(Lines of data)
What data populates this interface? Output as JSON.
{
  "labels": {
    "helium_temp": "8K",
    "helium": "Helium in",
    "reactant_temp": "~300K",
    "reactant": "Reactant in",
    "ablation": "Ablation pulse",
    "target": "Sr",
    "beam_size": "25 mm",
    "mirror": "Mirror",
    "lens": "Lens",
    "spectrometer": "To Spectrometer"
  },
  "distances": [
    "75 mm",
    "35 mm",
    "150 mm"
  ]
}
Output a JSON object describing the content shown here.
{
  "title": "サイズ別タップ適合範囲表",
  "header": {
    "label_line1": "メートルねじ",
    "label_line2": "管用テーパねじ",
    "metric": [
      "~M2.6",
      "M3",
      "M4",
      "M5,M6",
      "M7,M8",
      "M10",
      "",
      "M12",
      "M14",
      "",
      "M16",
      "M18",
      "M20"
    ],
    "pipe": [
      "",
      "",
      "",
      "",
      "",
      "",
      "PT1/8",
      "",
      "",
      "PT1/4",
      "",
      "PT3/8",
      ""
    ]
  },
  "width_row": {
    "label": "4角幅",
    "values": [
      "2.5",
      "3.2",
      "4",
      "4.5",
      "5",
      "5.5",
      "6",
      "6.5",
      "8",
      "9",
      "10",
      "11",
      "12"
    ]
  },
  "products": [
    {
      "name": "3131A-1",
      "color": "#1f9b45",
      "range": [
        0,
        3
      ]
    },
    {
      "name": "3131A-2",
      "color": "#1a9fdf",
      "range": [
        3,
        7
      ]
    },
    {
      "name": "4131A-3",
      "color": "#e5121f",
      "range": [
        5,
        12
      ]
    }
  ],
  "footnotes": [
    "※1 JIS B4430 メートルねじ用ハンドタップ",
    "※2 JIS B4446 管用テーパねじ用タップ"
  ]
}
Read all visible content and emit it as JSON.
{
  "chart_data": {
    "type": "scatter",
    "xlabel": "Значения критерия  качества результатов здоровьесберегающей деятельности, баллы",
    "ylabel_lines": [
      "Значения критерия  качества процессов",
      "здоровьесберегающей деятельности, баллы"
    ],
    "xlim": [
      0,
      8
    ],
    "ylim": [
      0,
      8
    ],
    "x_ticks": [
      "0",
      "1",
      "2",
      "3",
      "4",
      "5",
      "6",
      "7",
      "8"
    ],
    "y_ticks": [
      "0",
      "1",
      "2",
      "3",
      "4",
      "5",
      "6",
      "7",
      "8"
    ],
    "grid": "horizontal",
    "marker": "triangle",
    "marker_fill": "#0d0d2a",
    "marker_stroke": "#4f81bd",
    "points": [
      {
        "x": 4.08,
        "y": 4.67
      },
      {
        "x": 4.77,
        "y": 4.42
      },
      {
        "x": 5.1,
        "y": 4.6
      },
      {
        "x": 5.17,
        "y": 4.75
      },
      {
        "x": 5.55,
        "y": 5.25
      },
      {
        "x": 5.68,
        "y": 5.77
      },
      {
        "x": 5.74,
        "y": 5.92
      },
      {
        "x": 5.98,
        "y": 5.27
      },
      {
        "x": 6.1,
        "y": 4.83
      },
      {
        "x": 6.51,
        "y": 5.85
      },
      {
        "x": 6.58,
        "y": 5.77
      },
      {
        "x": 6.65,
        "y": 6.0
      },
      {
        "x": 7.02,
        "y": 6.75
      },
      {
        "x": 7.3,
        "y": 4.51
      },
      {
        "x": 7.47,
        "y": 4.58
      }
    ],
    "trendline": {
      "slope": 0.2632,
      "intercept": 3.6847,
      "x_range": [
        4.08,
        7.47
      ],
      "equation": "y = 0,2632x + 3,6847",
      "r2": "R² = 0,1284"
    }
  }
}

# The task:
Extract every line of the records above that contains the word "Output".

# Solved exercise:
What data populates this interface? Output as JSON.
Output a JSON object describing the content shown here.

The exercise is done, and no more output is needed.